(Data entries)
-------

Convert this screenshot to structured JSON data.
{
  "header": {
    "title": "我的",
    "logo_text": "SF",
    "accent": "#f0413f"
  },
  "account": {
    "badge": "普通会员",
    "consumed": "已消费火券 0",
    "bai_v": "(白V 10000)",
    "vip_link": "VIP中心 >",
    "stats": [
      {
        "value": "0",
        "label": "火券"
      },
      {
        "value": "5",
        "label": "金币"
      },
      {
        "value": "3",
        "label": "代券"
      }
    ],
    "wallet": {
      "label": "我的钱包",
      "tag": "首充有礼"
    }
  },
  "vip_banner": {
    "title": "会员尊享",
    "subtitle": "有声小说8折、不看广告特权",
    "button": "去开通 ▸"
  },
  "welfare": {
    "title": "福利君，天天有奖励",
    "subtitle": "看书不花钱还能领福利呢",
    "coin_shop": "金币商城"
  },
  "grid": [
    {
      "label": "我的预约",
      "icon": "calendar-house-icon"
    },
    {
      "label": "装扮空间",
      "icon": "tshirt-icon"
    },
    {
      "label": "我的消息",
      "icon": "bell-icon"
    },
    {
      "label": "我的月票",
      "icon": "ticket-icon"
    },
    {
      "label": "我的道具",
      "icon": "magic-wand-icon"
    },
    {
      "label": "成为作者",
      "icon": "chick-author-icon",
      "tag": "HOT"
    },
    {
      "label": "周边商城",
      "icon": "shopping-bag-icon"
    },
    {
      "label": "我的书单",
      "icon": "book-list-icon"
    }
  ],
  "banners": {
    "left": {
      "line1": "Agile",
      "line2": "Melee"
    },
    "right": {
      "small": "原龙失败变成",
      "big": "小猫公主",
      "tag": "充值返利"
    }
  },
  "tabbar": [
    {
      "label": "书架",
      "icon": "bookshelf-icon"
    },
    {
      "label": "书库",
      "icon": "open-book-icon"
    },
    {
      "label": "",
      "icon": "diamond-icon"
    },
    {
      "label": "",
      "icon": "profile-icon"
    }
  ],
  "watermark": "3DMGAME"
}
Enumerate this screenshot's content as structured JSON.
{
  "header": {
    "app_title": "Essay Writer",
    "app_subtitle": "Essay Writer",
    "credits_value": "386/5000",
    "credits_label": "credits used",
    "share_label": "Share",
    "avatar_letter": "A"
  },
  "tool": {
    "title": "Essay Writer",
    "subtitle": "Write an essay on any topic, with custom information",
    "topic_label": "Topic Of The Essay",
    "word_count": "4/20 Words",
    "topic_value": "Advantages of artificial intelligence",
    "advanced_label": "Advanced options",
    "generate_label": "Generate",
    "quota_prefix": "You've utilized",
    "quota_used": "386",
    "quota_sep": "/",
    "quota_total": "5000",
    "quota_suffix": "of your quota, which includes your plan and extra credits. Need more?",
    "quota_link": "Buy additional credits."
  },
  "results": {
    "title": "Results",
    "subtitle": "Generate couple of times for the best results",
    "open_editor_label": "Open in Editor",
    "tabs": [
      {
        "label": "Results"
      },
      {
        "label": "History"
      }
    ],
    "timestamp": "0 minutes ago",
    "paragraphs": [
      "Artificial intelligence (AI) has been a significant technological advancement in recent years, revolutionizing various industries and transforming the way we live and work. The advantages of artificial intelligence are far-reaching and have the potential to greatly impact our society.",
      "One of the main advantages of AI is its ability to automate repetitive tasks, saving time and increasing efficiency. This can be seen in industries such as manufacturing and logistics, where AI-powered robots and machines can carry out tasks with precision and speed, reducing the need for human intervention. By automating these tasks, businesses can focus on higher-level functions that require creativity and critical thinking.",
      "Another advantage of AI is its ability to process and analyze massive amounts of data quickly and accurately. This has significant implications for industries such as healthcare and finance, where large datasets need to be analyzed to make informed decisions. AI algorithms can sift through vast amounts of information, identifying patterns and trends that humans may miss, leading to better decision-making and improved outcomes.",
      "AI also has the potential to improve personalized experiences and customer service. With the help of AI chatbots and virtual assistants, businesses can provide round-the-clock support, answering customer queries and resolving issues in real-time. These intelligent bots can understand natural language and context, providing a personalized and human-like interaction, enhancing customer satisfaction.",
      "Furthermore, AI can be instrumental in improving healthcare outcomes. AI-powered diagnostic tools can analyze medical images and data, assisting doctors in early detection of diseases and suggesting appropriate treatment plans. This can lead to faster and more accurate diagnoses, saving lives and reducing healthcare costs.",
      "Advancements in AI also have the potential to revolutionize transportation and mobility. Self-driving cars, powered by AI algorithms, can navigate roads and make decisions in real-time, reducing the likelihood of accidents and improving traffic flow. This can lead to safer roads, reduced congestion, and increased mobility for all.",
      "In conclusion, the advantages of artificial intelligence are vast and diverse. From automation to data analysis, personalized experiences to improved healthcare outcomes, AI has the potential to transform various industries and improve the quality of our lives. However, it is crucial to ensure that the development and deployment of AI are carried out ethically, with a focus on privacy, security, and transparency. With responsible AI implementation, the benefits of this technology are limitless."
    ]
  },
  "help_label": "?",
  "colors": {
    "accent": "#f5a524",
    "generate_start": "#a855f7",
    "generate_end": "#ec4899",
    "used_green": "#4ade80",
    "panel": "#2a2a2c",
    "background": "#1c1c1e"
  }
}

-------

# [TO BE DONE]
Locate the lines above that hold the word "decisions". Show every one of them.

# [EXERCISE RESULT]
      "Another advantage of AI is its ability to process and analyze massive amounts of data quickly and accurately. This has significant implications for industries such as healthcare and finance, where large datasets need to be analyzed to make informed decisions. AI algorithms can sift through vast amounts of information, identifying patterns and trends that humans may miss, leading to better decision-making and improved outcomes.",
      "Advancements in AI also have the potential to revolutionize transportation and mobility. Self-driving cars, powered by AI algorithms, can navigate roads and make decisions in real-time, reducing the likelihood of accidents and improving traffic flow. This can lead to safer roads, reduced congestion, and increased mobility for all.",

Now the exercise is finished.